— Start SUPPLIED DATA —

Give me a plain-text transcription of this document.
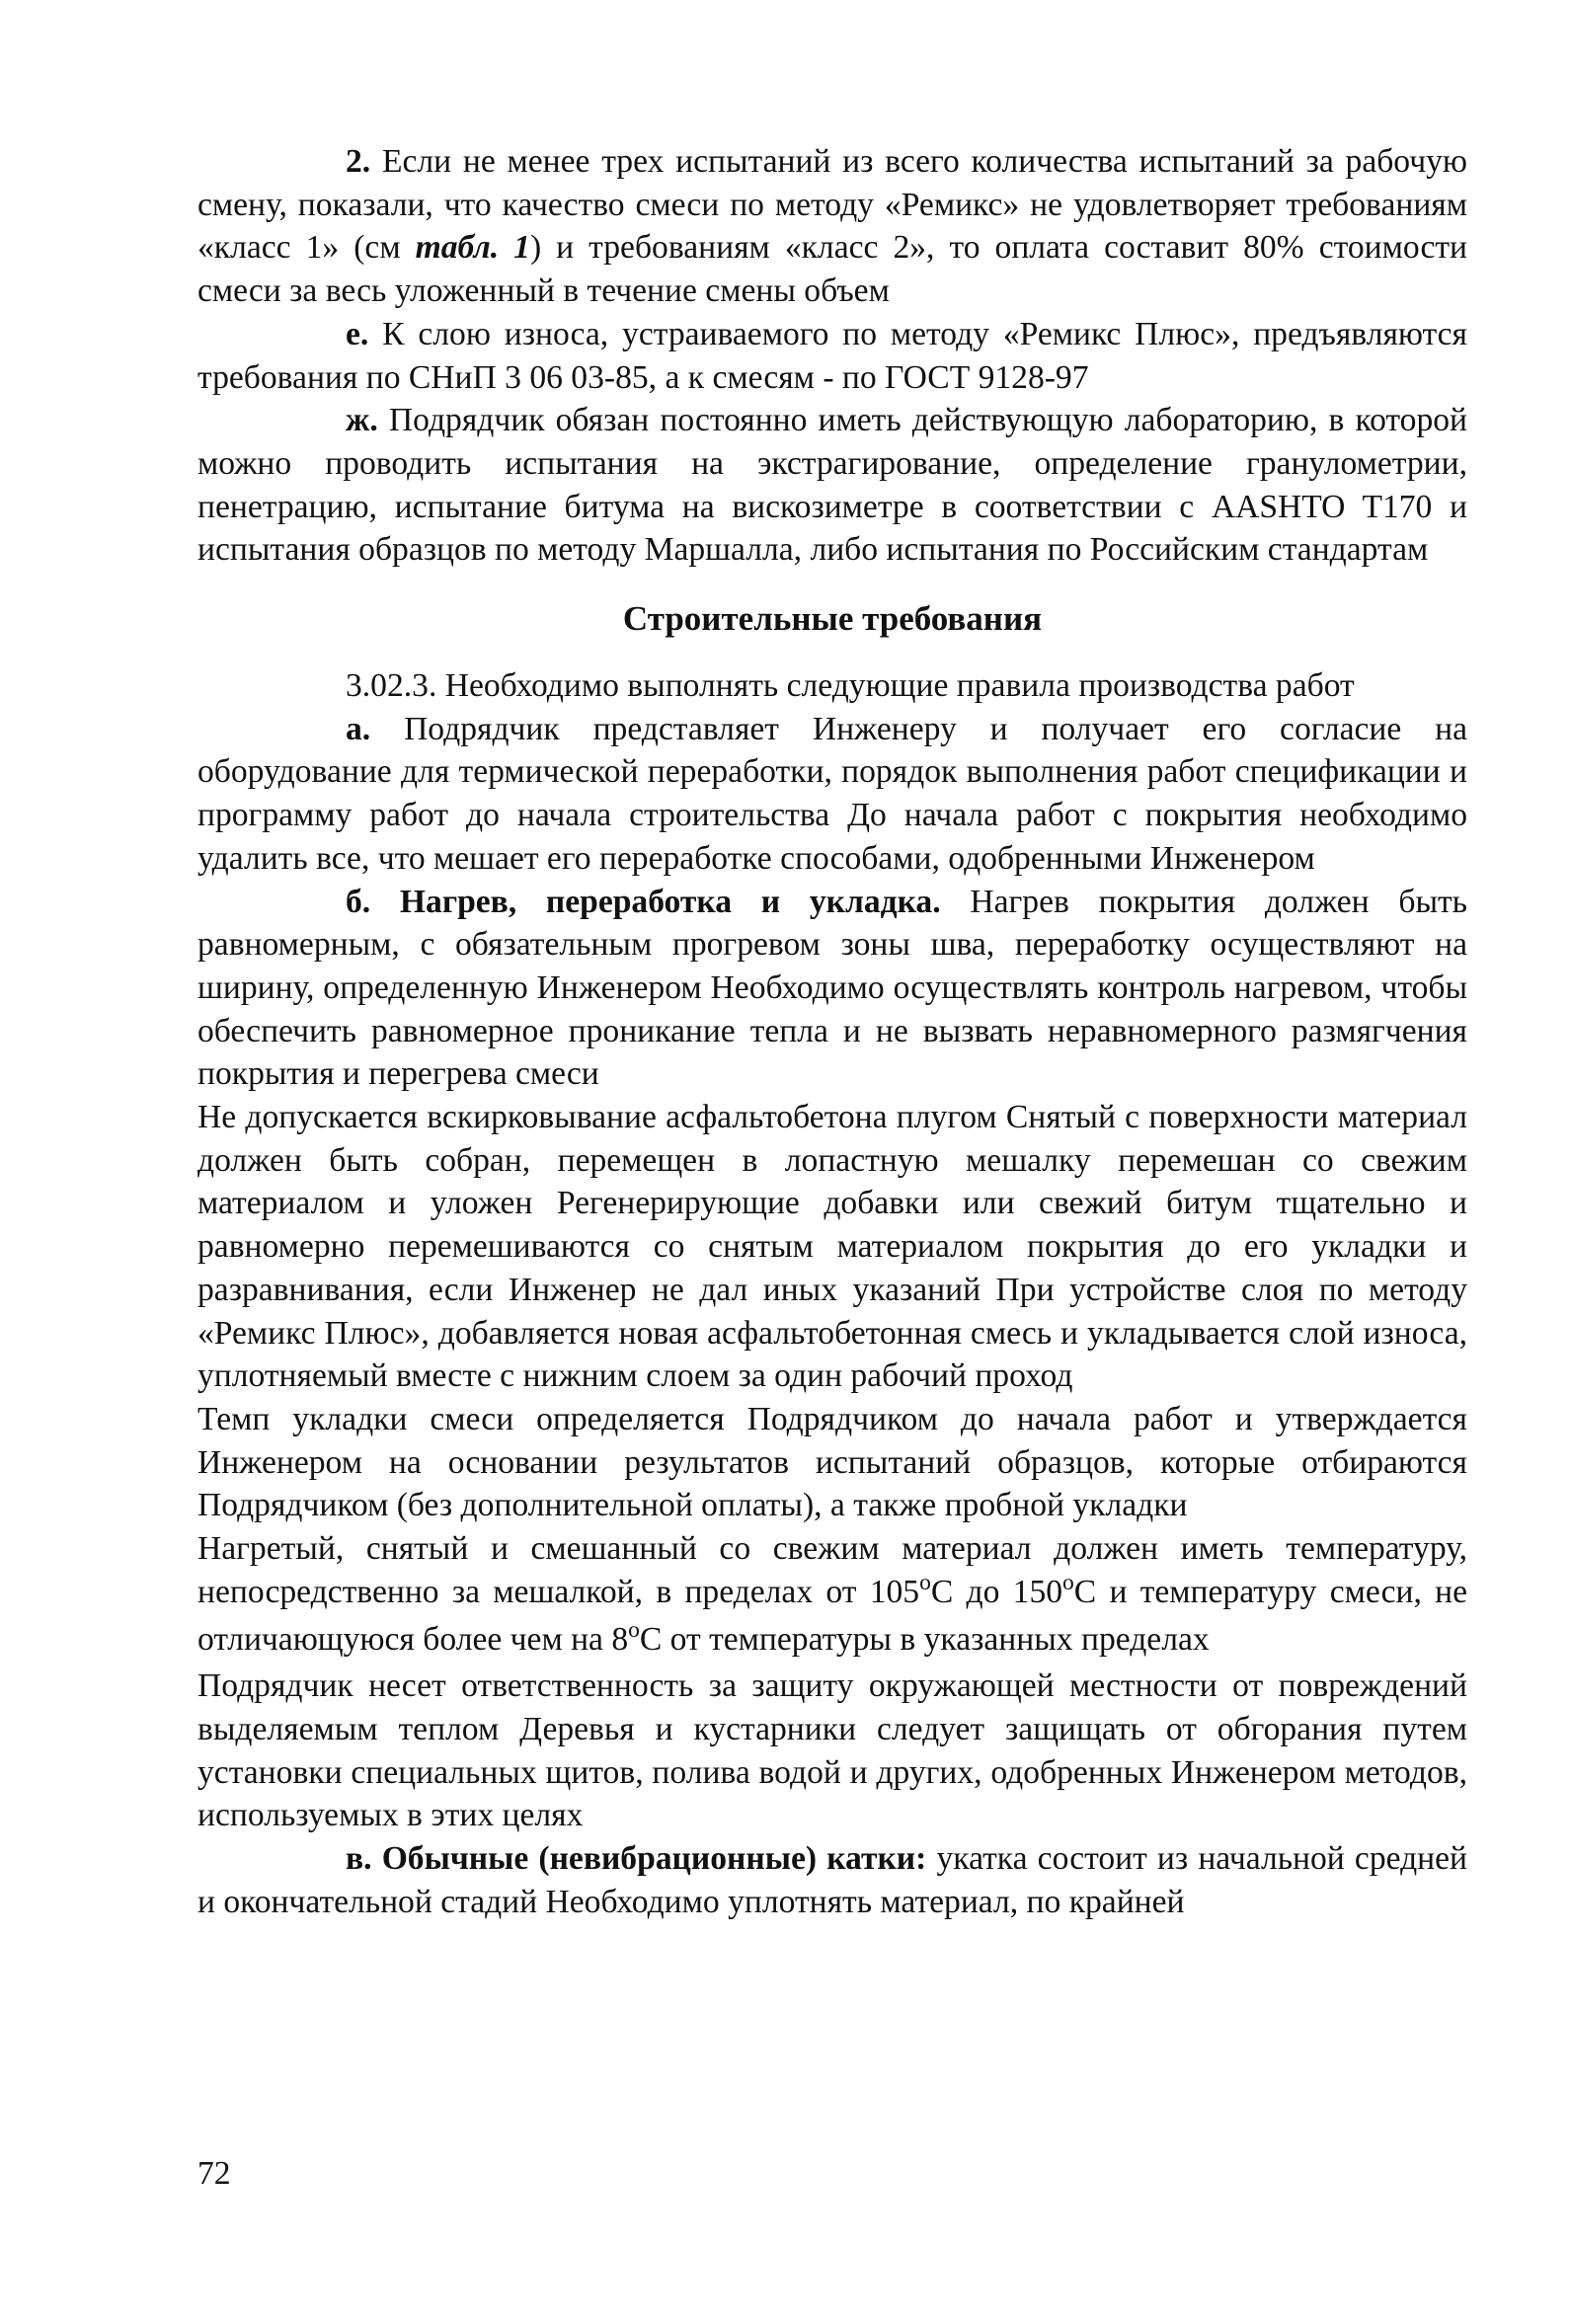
2. Если не менее трех испытаний из всего количества испытаний за рабочую смену, показали, что качество смеси по методу «Ремикс» не удовлетворяет требованиям «класс 1» (см табл. 1) и требованиям «класс 2», то оплата составит 80% стоимости смеси за весь уложенный в течение смены объем

е. К слою износа, устраиваемого по методу «Ремикс Плюс», предъявляются требования по СНиП 3 06 03-85, а к смесям - по ГОСТ 9128-97

ж. Подрядчик обязан постоянно иметь действующую лабораторию, в которой можно проводить испытания на экстрагирование, определение гранулометрии, пенетрацию, испытание битума на вискозиметре в соответствии с AASHTO T170 и испытания образцов по методу Маршалла, либо испытания по Российским стандартам

Строительные требования

3.02.3. Необходимо выполнять следующие правила производства работ

а. Подрядчик представляет Инженеру и получает его согласие на оборудование для термической переработки, порядок выполнения работ спецификации и программу работ до начала строительства До начала работ с покрытия необходимо удалить все, что мешает его переработке способами, одобренными Инженером

б. Нагрев, переработка и укладка. Нагрев покрытия должен быть равномерным, с обязательным прогревом зоны шва, переработку осуществляют на ширину, определенную Инженером Необходимо осуществлять контроль нагревом, чтобы обеспечить равномерное проникание тепла и не вызвать неравномерного размягчения покрытия и перегрева смеси

Не допускается вскирковывание асфальтобетона плугом Снятый с поверхности материал должен быть собран, перемещен в лопастную мешалку перемешан со свежим материалом и уложен Регенерирующие добавки или свежий битум тщательно и равномерно перемешиваются со снятым материалом покрытия до его укладки и разравнивания, если Инженер не дал иных указаний При устройстве слоя по методу «Ремикс Плюс», добавляется новая асфальтобетонная смесь и укладывается слой износа, уплотняемый вместе с нижним слоем за один рабочий проход

Темп укладки смеси определяется Подрядчиком до начала работ и утверждается Инженером на основании результатов испытаний образцов, которые отбираются Подрядчиком (без дополнительной оплаты), а также пробной укладки

Нагретый, снятый и смешанный со свежим материал должен иметь температуру, непосредственно за мешалкой, в пределах от 105$^o$С до 150$^o$С и температуру смеси, не отличающуюся более чем на 8$^o$С от температуры в указанных пределах

Подрядчик несет ответственность за защиту окружающей местности от повреждений выделяемым теплом Деревья и кустарники следует защищать от обгорания путем установки специальных щитов, полива водой и других, одобренных Инженером методов, используемых в этих целях

в. Обычные (невибрационные) катки: укатка состоит из начальной средней и окончательной стадий Необходимо уплотнять материал, по крайней

72
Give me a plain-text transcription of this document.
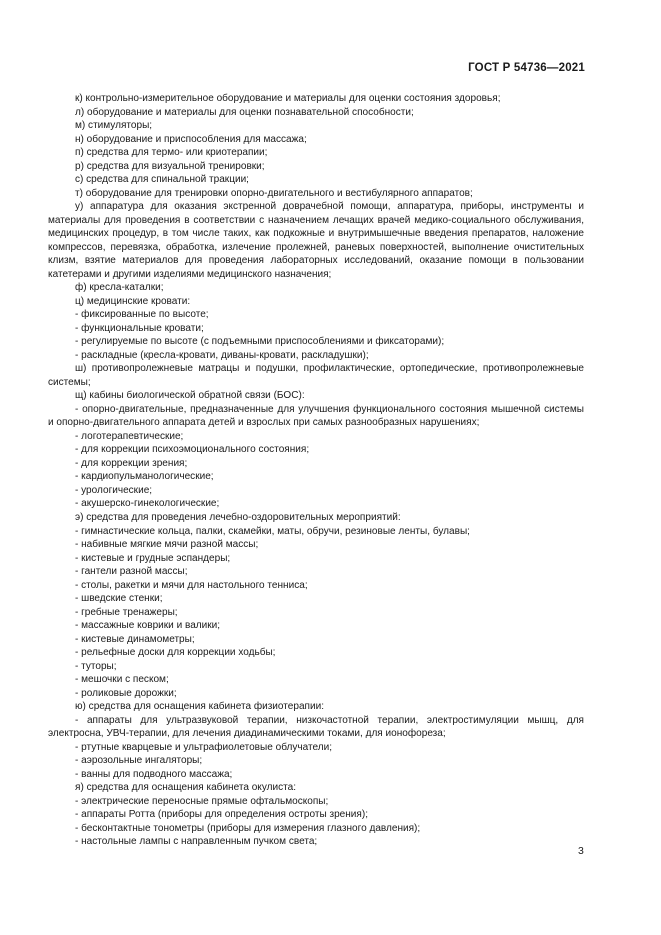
ГОСТ Р 54736—2021

к) контрольно-измерительное оборудование и материалы для оценки состояния здоровья;

л) оборудование и материалы для оценки познавательной способности;

м) стимуляторы;

н) оборудование и приспособления для массажа;

п) средства для термо- или криотерапии;

р) средства для визуальной тренировки;

с) средства для спинальной тракции;

т) оборудование для тренировки опорно-двигательного и вестибулярного аппаратов;

у) аппаратура для оказания экстренной доврачебной помощи, аппаратура, приборы, инструменты и материалы для проведения в соответствии с назначением лечащих врачей медико-социального обслуживания, медицинских процедур, в том числе таких, как подкожные и внутримышечные введения препаратов, наложение компрессов, перевязка, обработка, излечение пролежней, раневых поверхностей, выполнение очистительных клизм, взятие материалов для проведения лабораторных исследований, оказание помощи в пользовании катетерами и другими изделиями медицинского назначения;

ф) кресла-каталки;

ц) медицинские кровати:

- фиксированные по высоте;

- функциональные кровати;

- регулируемые по высоте (с подъемными приспособлениями и фиксаторами);

- раскладные (кресла-кровати, диваны-кровати, раскладушки);

ш) противопролежневые матрацы и подушки, профилактические, ортопедические, противопролежневые системы;

щ) кабины биологической обратной связи (БОС):

- опорно-двигательные, предназначенные для улучшения функционального состояния мышечной системы и опорно-двигательного аппарата детей и взрослых при самых разнообразных нарушениях;

- логотерапевтические;

- для коррекции психоэмоционального состояния;

- для коррекции зрения;

- кардиопульманологические;

- урологические;

- акушерско-гинекологические;

э) средства для проведения лечебно-оздоровительных мероприятий:

- гимнастические кольца, палки, скамейки, маты, обручи, резиновые ленты, булавы;

- набивные мягкие мячи разной массы;

- кистевые и грудные эспандеры;

- гантели разной массы;

- столы, ракетки и мячи для настольного тенниса;

- шведские стенки;

- гребные тренажеры;

- массажные коврики и валики;

- кистевые динамометры;

- рельефные доски для коррекции ходьбы;

- туторы;

- мешочки с песком;

- роликовые дорожки;

ю) средства для оснащения кабинета физиотерапии:

- аппараты для ультразвуковой терапии, низкочастотной терапии, электростимуляции мышц, для электросна, УВЧ-терапии, для лечения диадинамическими токами, для ионофореза;

- ртутные кварцевые и ультрафиолетовые облучатели;

- аэрозольные ингаляторы;

- ванны для подводного массажа;

я) средства для оснащения кабинета окулиста:

- электрические переносные прямые офтальмоскопы;

- аппараты Ротта (приборы для определения остроты зрения);

- бесконтактные тонометры (приборы для измерения глазного давления);

- настольные лампы с направленным пучком света;

3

— End SUPPLIED DATA —

TASK BRIEF: Report the number of lines containing the string "зрения" and add nothing to it.

CORRECT OUTPUT: 2